• [Source records]
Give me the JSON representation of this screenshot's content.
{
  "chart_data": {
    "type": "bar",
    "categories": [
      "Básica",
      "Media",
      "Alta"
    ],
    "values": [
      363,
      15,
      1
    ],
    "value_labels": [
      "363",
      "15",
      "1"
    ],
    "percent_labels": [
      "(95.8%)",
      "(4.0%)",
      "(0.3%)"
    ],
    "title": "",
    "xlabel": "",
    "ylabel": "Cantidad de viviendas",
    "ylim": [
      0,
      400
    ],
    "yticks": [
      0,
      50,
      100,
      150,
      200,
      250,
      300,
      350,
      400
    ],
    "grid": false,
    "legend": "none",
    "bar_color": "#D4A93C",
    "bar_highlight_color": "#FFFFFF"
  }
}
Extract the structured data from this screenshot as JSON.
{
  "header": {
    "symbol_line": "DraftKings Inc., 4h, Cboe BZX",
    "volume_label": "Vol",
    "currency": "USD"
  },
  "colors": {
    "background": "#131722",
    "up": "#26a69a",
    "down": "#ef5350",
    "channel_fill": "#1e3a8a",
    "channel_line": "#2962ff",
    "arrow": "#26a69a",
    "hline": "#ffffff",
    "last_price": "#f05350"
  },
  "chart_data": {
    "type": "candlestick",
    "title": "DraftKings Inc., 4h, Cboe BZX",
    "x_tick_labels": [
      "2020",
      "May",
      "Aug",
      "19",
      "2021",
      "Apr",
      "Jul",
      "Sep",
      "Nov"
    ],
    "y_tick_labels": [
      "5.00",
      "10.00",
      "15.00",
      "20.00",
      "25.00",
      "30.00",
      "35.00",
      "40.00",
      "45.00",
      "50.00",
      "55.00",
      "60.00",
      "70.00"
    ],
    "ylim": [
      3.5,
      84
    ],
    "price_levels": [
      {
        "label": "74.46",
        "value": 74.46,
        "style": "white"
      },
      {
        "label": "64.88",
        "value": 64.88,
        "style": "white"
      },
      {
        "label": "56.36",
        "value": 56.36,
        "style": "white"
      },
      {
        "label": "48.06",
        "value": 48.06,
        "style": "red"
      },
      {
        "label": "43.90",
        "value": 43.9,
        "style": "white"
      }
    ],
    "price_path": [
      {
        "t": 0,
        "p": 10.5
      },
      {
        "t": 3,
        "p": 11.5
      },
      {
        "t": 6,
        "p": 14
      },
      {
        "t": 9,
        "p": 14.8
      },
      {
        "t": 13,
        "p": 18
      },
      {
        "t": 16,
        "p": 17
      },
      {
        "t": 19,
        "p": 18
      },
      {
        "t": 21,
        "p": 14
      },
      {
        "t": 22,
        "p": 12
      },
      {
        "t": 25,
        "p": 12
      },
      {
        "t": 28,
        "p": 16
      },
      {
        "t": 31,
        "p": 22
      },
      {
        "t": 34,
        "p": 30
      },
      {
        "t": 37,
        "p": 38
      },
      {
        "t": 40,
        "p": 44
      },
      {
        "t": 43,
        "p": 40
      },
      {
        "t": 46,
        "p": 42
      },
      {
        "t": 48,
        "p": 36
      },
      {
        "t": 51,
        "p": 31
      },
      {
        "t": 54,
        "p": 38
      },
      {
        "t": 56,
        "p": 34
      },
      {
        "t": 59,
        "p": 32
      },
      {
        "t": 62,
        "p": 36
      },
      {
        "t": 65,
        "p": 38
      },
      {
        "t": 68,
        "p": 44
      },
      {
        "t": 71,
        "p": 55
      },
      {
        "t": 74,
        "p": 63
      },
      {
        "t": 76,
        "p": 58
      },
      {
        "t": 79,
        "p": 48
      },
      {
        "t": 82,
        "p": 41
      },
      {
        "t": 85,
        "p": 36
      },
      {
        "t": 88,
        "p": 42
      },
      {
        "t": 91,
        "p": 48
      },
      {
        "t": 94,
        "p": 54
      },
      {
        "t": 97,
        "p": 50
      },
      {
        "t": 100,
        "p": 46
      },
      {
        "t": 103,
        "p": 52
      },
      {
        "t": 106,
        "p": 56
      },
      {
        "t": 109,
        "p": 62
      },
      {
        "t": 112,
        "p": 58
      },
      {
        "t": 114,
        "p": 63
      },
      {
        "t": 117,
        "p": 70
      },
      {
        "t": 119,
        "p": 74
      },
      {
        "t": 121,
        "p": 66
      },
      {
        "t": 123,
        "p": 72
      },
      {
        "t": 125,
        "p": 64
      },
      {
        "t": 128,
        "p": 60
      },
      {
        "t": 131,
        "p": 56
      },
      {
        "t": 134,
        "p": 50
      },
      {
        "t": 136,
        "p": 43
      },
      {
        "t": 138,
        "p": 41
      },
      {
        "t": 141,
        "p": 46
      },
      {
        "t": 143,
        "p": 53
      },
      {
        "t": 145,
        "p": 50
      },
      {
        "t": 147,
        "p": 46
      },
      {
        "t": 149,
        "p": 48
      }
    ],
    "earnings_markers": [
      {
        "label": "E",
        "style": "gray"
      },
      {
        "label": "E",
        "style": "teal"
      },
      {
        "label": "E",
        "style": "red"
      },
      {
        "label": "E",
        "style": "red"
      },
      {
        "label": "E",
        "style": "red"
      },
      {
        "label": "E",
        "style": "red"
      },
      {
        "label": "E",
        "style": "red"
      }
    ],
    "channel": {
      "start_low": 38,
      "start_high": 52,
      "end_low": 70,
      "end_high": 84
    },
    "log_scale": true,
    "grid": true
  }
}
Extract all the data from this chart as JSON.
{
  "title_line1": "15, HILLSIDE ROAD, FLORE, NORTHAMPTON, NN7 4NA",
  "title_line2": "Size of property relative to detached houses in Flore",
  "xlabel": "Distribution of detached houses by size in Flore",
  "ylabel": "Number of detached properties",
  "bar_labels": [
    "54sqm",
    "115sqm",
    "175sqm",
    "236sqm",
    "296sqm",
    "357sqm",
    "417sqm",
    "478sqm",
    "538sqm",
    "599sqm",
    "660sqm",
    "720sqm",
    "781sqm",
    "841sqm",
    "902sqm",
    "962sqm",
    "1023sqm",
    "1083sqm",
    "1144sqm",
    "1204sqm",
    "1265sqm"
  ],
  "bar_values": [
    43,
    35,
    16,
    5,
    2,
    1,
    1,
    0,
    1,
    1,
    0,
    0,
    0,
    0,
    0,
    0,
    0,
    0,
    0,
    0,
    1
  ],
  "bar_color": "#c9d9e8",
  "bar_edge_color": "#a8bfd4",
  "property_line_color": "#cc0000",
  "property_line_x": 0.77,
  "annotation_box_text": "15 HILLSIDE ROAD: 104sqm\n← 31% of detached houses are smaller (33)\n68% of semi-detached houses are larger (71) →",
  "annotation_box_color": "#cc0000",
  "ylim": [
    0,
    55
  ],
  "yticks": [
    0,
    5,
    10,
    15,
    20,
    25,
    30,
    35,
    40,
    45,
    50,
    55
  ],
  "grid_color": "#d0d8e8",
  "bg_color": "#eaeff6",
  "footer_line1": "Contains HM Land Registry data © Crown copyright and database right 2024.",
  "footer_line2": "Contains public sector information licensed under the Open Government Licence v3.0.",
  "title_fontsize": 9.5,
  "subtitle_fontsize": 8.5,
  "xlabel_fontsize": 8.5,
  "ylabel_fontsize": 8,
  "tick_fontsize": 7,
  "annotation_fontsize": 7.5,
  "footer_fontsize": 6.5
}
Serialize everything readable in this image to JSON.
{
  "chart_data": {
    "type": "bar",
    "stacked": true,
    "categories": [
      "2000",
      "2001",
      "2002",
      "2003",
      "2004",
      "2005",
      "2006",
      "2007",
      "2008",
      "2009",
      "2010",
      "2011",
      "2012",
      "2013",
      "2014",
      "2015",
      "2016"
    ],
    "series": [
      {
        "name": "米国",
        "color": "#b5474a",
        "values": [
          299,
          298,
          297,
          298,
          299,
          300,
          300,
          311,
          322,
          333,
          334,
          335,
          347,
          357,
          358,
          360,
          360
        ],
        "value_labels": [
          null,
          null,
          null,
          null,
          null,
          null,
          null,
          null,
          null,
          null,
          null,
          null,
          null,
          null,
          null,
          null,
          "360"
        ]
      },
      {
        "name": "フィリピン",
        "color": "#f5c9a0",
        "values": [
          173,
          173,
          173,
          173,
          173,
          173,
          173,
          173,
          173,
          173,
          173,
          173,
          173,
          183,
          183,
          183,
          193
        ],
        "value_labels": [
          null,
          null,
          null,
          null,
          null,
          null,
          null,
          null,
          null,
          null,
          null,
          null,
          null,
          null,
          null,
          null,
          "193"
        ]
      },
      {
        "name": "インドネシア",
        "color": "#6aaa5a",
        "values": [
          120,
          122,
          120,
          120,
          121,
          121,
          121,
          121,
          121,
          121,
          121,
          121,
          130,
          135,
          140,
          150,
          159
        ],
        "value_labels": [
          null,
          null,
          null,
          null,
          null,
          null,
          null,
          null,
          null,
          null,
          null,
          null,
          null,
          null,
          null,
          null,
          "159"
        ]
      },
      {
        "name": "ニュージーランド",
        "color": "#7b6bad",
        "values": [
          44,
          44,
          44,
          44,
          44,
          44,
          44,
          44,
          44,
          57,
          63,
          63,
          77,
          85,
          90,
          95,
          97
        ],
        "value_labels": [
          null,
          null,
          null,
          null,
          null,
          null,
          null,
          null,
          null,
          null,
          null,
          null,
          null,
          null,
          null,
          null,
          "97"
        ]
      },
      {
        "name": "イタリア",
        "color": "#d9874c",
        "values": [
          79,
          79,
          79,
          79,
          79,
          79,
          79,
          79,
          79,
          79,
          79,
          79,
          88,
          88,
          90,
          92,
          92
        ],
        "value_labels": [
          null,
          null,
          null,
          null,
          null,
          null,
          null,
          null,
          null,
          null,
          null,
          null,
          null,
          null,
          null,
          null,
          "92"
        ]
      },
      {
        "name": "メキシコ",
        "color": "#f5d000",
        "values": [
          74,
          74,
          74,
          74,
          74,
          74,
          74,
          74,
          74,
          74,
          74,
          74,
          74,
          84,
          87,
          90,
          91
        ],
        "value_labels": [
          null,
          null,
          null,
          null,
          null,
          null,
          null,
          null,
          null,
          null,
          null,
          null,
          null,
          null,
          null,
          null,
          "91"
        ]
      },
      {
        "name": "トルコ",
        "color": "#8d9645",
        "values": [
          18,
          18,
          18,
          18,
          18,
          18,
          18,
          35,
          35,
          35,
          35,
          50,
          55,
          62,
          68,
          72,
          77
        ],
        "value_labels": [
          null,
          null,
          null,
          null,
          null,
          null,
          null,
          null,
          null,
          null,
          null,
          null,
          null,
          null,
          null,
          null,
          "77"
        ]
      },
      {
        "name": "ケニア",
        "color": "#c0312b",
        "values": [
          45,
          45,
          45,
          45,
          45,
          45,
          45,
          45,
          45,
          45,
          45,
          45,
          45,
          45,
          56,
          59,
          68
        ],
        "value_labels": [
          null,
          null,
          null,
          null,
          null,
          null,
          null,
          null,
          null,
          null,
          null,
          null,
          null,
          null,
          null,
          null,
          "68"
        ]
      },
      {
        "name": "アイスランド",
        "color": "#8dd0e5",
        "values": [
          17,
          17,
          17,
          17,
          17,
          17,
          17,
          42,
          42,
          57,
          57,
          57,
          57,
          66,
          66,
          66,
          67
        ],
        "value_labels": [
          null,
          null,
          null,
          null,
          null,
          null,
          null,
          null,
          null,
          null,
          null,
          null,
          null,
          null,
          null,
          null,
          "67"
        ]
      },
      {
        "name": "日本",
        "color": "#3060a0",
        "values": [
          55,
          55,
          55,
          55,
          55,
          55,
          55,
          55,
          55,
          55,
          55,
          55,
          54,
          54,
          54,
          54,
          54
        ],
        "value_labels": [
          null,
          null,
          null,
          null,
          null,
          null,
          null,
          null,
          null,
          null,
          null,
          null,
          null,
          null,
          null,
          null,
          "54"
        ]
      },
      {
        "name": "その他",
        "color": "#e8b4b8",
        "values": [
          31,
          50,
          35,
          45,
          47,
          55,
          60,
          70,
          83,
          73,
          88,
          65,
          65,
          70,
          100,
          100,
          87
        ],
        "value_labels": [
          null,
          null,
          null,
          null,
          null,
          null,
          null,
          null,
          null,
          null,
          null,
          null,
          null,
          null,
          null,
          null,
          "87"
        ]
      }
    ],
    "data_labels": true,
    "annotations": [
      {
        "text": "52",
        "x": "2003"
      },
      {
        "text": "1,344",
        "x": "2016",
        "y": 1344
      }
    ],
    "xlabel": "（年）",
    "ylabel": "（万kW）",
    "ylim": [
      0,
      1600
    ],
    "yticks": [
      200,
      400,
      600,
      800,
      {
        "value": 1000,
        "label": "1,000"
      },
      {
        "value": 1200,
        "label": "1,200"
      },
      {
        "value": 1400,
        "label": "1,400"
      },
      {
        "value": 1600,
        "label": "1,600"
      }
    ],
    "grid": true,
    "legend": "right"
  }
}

• [Problem to solve] Go through the records above and copy every line with the word "HILLSIDE".

• [Response to this task]
  "title_line1": "15, HILLSIDE ROAD, FLORE, NORTHAMPTON, NN7 4NA",
  "annotation_box_text": "15 HILLSIDE ROAD: 104sqm\n← 31% of detached houses are smaller (33)\n68% of semi-detached houses are larger (71) →",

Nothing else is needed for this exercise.